[start Task input]
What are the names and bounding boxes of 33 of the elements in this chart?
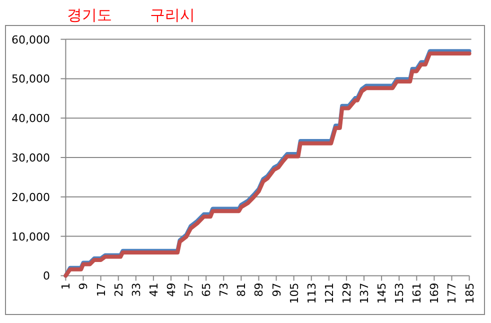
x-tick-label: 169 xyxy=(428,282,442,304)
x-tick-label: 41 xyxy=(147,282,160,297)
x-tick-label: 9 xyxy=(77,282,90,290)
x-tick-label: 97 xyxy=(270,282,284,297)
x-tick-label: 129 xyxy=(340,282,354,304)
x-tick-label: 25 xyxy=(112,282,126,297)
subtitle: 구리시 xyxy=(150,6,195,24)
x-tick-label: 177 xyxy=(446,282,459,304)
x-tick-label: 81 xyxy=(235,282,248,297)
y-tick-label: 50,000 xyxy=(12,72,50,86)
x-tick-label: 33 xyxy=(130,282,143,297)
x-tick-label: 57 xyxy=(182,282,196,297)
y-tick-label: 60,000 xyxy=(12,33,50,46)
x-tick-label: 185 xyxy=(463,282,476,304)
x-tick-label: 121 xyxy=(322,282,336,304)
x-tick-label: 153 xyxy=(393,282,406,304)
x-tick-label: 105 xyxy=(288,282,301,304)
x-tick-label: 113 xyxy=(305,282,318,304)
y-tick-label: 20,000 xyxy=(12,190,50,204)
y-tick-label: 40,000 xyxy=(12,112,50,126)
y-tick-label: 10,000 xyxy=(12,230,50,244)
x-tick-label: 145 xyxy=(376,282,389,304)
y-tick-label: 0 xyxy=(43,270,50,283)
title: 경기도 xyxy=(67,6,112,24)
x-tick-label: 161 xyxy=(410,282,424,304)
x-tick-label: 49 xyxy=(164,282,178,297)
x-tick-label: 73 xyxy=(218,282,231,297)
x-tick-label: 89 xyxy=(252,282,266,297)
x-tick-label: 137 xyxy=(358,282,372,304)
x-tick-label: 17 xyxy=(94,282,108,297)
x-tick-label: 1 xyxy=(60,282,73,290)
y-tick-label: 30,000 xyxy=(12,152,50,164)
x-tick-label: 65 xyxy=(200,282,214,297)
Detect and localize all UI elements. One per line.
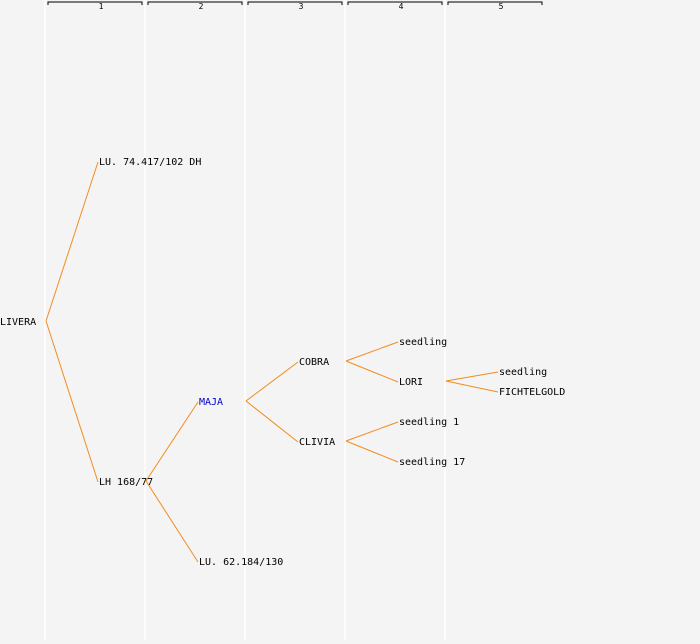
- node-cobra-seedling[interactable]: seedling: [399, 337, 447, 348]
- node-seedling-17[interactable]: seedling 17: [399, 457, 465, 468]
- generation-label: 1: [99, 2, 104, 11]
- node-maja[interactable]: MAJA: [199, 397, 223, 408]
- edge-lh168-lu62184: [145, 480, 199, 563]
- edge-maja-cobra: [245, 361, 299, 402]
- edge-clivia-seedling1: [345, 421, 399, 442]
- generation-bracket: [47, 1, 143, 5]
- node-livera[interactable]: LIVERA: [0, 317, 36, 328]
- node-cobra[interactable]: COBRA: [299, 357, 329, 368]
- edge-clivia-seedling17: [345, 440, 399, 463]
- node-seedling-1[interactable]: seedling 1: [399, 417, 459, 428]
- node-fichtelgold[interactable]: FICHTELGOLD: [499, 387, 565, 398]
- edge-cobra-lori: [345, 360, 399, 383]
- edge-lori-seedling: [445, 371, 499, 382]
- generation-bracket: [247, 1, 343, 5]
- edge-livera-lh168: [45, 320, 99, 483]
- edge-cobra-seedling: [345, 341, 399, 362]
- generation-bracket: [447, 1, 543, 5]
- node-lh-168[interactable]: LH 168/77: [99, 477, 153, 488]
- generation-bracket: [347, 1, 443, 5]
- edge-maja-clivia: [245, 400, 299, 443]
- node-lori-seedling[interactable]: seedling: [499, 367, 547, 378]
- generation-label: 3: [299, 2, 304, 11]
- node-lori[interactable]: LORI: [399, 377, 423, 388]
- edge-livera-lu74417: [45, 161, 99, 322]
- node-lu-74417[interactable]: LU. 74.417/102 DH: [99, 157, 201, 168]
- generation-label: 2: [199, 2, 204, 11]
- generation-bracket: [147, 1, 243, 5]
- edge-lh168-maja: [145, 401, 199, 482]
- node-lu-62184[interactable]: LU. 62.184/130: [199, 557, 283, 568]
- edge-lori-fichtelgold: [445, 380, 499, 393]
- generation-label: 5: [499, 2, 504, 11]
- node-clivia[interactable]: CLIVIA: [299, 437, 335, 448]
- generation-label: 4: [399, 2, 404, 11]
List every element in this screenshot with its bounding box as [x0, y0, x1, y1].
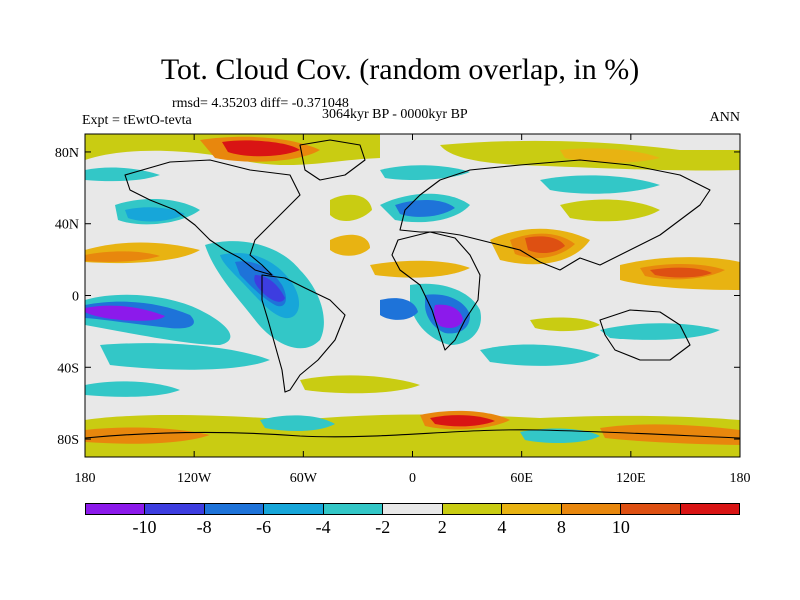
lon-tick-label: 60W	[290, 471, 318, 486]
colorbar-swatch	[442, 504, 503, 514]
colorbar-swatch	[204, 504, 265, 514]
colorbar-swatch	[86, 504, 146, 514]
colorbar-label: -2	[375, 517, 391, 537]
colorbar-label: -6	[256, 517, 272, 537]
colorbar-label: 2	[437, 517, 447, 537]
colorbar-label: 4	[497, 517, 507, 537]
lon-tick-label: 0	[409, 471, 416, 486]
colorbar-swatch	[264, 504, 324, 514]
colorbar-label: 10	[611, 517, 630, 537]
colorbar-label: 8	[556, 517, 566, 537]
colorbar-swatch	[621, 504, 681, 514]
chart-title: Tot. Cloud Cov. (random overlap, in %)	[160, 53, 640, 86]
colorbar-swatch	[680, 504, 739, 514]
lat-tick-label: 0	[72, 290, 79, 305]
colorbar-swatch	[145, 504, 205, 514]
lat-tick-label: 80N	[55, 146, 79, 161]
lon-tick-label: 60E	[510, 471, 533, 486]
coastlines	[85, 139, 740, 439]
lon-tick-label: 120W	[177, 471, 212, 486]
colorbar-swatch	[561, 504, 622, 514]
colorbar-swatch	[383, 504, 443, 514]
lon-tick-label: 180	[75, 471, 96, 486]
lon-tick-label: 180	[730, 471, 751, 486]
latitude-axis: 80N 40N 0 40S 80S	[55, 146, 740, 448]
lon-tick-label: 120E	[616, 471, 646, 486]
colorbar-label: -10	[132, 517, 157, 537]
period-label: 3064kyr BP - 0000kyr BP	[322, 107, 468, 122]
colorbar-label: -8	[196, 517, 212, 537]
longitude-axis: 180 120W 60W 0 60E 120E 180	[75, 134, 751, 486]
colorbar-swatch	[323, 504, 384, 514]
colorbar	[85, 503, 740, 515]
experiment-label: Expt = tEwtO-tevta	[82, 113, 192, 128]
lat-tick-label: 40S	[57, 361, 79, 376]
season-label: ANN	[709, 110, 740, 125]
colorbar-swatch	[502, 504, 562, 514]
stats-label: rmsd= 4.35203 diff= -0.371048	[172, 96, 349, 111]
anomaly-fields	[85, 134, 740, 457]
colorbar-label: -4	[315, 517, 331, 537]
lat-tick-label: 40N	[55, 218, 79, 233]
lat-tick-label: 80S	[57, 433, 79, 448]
[end Task input]
[start Task input]
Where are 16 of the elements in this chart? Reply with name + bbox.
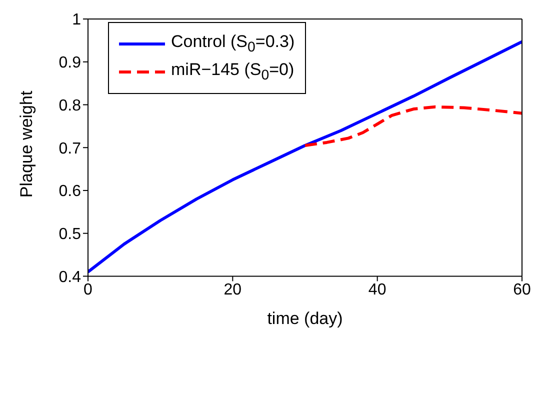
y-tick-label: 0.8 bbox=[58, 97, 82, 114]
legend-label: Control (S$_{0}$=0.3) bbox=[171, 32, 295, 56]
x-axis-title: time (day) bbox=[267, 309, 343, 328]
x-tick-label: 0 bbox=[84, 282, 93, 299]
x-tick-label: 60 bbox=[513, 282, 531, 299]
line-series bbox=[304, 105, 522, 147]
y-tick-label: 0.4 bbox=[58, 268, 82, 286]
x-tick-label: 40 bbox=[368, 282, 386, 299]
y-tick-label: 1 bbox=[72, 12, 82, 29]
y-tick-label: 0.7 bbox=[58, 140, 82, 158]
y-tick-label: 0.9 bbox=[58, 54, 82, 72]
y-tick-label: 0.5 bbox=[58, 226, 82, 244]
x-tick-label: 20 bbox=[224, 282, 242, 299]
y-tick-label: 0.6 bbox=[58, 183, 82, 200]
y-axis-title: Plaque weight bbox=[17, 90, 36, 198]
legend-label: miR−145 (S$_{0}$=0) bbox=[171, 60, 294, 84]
[end Task input]
[start Task input]
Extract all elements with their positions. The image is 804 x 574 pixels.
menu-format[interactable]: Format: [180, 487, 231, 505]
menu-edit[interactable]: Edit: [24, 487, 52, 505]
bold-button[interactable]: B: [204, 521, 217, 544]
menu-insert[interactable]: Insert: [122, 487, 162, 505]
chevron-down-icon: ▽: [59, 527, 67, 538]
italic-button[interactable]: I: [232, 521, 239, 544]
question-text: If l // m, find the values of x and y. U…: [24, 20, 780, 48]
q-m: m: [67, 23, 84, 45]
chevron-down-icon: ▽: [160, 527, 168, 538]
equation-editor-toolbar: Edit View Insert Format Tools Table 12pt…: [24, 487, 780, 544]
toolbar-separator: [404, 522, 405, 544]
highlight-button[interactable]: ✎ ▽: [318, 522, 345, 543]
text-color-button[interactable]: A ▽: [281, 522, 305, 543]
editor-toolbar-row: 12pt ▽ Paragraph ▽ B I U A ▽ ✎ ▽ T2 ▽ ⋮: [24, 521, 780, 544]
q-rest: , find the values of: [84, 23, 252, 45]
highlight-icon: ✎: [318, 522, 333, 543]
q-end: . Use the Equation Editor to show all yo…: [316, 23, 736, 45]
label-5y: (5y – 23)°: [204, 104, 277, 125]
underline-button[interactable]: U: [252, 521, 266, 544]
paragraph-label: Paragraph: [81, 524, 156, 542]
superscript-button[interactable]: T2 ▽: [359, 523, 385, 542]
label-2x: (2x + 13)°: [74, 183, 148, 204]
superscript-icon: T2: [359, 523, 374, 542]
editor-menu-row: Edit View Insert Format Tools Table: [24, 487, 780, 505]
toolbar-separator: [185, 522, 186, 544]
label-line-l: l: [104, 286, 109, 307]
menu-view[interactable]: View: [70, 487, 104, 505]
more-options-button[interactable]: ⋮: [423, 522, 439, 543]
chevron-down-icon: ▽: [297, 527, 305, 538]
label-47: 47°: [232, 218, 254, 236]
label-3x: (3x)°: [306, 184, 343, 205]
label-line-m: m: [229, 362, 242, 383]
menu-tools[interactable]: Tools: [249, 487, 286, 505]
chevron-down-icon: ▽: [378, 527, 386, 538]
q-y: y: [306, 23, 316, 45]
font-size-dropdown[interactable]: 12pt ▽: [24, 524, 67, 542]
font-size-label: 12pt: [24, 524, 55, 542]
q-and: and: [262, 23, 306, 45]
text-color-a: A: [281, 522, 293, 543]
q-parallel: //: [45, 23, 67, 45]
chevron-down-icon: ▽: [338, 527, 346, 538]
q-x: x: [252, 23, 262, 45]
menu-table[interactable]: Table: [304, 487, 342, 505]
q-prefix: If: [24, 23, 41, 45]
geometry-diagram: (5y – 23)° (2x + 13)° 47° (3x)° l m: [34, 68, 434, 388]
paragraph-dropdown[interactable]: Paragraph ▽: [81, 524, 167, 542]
[end Task input]
Given task: Convert the lines from the one containing "y-tick-label: 0.8 bbox=[58, 97, 82, 114]" through the one containing "60, 294, 84]" into a Markdown table with the columns No. and Line, numbering each row and skipping any blank lines.

Written response:
| No. | Line |
|---|---|
| 1 | y-tick-label: 0.8 bbox=[58, 97, 82, 114] |
| 2 | legend-label: Control (S$_{0}$=0.3) bbox=[171, 32, 295, 56] |
| 3 | x-axis-title: time (day) bbox=[267, 309, 343, 328] |
| 4 | x-tick-label: 0 bbox=[84, 282, 93, 299] |
| 5 | x-tick-label: 60 bbox=[513, 282, 531, 299] |
| 6 | line-series bbox=[304, 105, 522, 147] |
| 7 | y-tick-label: 0.4 bbox=[58, 268, 82, 286] |
| 8 | x-tick-label: 40 bbox=[368, 282, 386, 299] |
| 9 | y-tick-label: 1 bbox=[72, 12, 82, 29] |
| 10 | y-tick-label: 0.7 bbox=[58, 140, 82, 158] |
| 11 | y-tick-label: 0.9 bbox=[58, 54, 82, 72] |
| 12 | y-tick-label: 0.5 bbox=[58, 226, 82, 244] |
| 13 | x-tick-label: 20 bbox=[224, 282, 242, 299] |
| 14 | y-tick-label: 0.6 bbox=[58, 183, 82, 200] |
| 15 | y-axis-title: Plaque weight bbox=[17, 90, 36, 198] |
| 16 | legend-label: miR−145 (S$_{0}$=0) bbox=[171, 60, 294, 84] |